### [Your goal]
Filter these entries, keeping only lines that hold the word "Half".

** begin Material **

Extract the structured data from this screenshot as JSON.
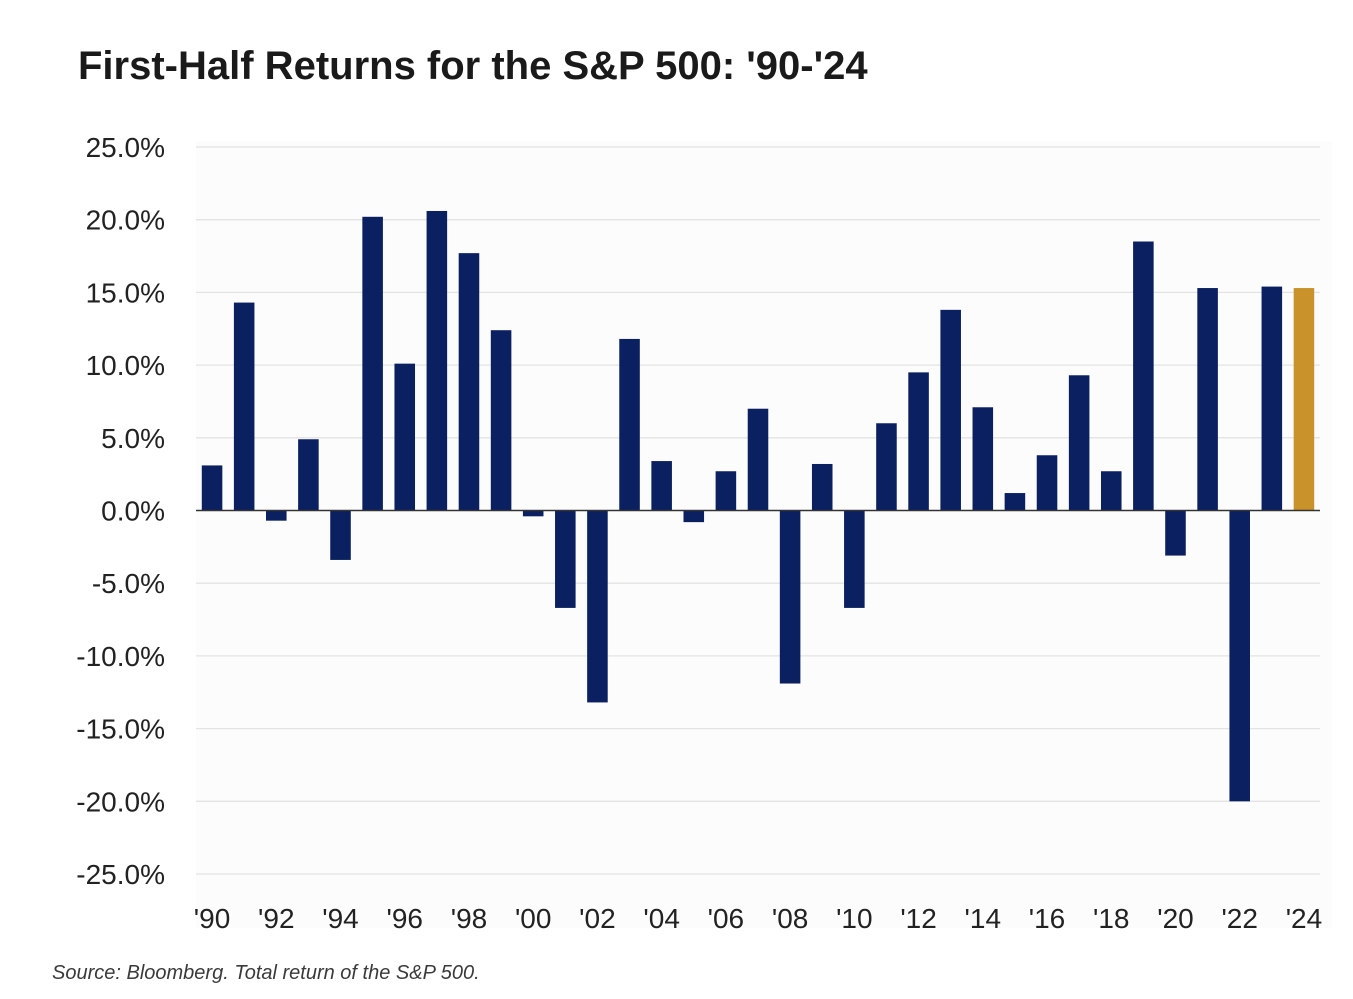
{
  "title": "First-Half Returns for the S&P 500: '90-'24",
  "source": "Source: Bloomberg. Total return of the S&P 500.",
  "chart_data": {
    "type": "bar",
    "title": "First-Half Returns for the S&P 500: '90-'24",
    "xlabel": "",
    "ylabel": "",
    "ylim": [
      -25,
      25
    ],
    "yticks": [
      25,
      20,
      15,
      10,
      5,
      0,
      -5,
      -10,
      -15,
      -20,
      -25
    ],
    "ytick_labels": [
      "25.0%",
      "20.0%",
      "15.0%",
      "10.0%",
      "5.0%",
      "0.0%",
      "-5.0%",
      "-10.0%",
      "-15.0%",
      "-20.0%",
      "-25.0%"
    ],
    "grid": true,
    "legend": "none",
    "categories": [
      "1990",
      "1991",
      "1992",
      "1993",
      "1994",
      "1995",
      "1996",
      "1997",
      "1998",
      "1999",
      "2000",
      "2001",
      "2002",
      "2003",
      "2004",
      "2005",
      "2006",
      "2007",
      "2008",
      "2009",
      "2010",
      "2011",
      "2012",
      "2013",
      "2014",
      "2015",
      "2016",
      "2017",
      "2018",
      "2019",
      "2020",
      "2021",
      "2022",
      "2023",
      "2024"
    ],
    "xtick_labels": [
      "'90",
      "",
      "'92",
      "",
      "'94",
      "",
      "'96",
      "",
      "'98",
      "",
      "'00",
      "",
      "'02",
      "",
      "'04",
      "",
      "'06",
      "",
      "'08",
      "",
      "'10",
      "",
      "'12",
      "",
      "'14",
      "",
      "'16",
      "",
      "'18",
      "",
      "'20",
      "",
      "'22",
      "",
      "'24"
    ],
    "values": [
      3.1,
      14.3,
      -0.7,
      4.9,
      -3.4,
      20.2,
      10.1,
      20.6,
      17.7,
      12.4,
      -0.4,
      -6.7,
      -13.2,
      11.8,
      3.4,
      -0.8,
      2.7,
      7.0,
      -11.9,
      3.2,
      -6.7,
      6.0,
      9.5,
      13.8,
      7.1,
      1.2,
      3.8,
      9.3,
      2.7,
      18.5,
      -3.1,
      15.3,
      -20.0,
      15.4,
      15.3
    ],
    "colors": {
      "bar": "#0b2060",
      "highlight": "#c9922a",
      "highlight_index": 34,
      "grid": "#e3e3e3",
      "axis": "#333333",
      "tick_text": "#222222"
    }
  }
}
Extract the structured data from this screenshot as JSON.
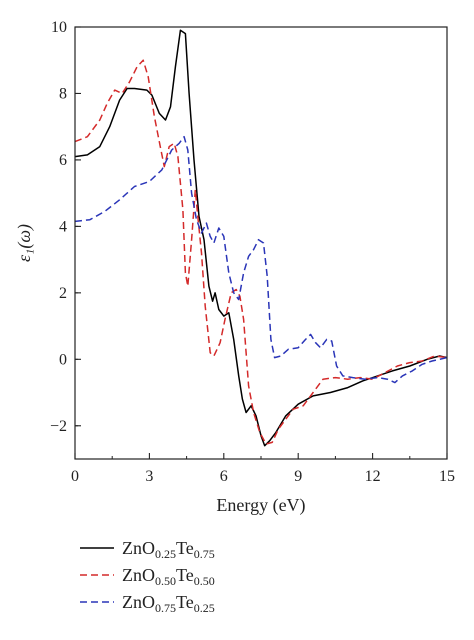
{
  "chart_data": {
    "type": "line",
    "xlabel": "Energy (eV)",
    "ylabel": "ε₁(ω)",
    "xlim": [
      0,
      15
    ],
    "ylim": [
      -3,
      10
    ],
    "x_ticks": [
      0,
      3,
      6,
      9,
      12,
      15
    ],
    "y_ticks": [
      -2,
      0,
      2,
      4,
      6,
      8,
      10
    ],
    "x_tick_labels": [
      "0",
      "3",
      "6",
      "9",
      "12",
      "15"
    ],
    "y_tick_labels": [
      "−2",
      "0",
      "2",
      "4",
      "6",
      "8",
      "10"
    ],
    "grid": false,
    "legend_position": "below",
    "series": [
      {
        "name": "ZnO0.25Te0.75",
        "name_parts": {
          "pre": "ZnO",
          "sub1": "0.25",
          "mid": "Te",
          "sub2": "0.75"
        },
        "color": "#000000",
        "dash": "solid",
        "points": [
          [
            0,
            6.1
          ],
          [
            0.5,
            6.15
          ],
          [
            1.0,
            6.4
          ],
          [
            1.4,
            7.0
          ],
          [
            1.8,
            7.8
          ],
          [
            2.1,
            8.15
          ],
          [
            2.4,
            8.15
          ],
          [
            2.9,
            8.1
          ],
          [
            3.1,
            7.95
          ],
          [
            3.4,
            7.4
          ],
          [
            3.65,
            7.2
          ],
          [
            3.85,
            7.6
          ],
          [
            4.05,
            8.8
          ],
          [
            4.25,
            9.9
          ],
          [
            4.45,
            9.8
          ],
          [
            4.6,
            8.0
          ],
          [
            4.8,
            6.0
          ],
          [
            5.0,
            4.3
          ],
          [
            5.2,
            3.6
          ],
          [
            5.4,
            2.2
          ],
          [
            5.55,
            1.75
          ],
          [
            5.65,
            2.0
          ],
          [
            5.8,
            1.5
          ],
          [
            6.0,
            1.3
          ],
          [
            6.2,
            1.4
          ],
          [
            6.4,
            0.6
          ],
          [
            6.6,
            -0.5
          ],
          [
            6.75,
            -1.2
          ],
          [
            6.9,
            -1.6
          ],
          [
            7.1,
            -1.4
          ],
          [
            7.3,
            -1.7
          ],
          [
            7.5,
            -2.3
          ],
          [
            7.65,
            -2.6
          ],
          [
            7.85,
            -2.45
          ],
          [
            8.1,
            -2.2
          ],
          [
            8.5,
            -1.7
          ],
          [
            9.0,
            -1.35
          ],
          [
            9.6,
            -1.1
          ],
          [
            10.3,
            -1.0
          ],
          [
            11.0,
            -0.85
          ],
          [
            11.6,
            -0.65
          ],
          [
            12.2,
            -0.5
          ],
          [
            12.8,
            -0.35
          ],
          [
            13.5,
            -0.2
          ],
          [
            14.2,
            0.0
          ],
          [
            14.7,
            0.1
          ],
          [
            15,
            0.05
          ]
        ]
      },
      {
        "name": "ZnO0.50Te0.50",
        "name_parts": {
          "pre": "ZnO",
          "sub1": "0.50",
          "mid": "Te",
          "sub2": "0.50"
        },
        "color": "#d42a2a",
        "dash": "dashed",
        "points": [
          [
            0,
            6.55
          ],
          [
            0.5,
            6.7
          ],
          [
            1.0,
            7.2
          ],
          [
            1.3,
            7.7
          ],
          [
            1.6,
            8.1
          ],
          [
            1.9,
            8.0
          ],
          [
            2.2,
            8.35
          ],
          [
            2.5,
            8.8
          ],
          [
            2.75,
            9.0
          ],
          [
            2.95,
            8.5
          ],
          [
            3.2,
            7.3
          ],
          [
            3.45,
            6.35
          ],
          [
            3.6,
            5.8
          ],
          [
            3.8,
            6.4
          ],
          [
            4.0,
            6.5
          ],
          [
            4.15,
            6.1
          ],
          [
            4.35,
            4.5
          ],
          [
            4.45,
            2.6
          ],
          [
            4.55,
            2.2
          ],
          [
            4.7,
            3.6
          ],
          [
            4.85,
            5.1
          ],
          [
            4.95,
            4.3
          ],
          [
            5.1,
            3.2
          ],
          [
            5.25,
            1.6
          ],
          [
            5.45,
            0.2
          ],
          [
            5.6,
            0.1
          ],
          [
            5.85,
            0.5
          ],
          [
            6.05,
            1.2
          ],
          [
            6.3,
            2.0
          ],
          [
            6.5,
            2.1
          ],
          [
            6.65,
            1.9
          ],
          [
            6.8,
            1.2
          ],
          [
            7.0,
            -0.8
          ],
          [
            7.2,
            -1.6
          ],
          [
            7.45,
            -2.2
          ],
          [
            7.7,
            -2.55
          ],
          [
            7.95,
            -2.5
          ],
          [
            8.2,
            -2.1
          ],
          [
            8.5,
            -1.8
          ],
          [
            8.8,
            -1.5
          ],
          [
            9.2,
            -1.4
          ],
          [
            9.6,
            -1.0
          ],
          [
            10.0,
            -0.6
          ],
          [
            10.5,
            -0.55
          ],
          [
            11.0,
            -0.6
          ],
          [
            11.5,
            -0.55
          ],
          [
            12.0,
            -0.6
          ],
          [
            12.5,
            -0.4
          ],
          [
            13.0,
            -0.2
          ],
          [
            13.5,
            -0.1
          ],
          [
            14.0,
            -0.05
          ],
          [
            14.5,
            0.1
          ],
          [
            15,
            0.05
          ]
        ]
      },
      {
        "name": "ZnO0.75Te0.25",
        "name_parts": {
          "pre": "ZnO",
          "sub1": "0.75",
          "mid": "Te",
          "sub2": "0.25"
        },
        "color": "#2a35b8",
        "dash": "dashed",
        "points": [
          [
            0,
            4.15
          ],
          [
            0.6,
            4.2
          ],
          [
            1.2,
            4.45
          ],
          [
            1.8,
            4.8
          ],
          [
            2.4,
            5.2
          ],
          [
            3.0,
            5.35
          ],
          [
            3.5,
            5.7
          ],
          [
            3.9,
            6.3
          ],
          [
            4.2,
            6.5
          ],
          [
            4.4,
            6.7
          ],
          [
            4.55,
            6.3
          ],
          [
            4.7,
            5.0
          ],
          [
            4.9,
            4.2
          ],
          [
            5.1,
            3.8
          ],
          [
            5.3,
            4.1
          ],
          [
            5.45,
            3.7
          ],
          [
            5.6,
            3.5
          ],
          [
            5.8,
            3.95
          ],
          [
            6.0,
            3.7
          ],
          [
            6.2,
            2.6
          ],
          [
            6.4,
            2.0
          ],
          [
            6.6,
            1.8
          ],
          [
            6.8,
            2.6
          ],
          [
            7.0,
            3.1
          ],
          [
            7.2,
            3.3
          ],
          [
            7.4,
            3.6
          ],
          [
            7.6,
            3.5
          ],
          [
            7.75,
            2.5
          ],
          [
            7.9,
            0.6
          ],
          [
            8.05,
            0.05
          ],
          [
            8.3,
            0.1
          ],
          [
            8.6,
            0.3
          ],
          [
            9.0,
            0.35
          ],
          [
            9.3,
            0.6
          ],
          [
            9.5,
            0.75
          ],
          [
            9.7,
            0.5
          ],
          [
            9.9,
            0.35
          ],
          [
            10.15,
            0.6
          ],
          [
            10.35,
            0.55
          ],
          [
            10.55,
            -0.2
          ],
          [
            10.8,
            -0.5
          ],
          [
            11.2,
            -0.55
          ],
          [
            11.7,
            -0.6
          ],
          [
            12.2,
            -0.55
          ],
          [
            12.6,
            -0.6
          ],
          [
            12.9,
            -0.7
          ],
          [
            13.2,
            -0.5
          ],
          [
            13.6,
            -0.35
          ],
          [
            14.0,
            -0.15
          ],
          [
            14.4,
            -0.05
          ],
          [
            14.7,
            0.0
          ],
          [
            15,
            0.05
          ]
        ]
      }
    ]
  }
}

** end Material **

### [Answer to this task]
  "title": "First-Half Returns for the S&P 500: '90-'24",
    "title": "First-Half Returns for the S&P 500: '90-'24",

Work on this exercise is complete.